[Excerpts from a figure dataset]

........

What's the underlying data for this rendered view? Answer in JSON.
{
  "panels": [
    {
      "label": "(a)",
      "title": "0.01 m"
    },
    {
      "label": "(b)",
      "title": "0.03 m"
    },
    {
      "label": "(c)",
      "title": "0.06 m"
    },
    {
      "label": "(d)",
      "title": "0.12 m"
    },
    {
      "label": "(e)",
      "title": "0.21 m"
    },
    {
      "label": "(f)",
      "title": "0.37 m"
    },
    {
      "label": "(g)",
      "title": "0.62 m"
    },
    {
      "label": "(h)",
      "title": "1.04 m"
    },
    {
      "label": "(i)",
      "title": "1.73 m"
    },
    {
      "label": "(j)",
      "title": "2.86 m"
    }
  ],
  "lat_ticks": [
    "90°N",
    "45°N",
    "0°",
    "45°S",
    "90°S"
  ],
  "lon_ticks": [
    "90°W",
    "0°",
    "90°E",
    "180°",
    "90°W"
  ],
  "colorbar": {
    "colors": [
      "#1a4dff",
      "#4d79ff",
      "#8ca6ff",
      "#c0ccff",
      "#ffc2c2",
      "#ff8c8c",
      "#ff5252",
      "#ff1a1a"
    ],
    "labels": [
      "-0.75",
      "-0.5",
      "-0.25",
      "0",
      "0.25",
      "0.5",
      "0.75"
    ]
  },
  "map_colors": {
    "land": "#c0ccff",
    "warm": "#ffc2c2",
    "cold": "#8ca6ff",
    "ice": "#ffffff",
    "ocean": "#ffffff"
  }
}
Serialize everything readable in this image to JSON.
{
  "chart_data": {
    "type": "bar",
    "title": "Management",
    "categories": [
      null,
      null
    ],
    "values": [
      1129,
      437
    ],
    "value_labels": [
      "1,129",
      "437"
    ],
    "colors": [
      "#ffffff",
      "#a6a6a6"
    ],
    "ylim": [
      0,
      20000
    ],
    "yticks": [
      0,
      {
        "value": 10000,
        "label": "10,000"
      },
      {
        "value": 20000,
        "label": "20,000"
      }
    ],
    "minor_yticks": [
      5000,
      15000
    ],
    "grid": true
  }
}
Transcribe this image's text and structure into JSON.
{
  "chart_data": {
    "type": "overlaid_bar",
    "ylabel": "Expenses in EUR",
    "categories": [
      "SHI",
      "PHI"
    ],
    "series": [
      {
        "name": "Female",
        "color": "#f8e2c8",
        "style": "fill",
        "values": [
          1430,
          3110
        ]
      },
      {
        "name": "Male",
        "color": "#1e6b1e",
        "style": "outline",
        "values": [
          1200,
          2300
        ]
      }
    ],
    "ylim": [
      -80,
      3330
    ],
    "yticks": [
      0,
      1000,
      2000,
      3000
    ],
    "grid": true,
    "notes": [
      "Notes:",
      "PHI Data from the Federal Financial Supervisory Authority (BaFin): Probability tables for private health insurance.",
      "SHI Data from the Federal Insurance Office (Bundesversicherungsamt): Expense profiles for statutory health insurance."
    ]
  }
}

........

→ WHAT TO PRODUCE
Using the records above, please retype only the run of lines from the line holding "Serialize everything readable" through the last line, both ends included.

→ SOLUTION BELOW
Serialize everything readable in this image to JSON.
{
  "chart_data": {
    "type": "bar",
    "title": "Management",
    "categories": [
      null,
      null
    ],
    "values": [
      1129,
      437
    ],
    "value_labels": [
      "1,129",
      "437"
    ],
    "colors": [
      "#ffffff",
      "#a6a6a6"
    ],
    "ylim": [
      0,
      20000
    ],
    "yticks": [
      0,
      {
        "value": 10000,
        "label": "10,000"
      },
      {
        "value": 20000,
        "label": "20,000"
      }
    ],
    "minor_yticks": [
      5000,
      15000
    ],
    "grid": true
  }
}
Transcribe this image's text and structure into JSON.
{
  "chart_data": {
    "type": "overlaid_bar",
    "ylabel": "Expenses in EUR",
    "categories": [
      "SHI",
      "PHI"
    ],
    "series": [
      {
        "name": "Female",
        "color": "#f8e2c8",
        "style": "fill",
        "values": [
          1430,
          3110
        ]
      },
      {
        "name": "Male",
        "color": "#1e6b1e",
        "style": "outline",
        "values": [
          1200,
          2300
        ]
      }
    ],
    "ylim": [
      -80,
      3330
    ],
    "yticks": [
      0,
      1000,
      2000,
      3000
    ],
    "grid": true,
    "notes": [
      "Notes:",
      "PHI Data from the Federal Financial Supervisory Authority (BaFin): Probability tables for private health insurance.",
      "SHI Data from the Federal Insurance Office (Bundesversicherungsamt): Expense profiles for statutory health insurance."
    ]
  }
}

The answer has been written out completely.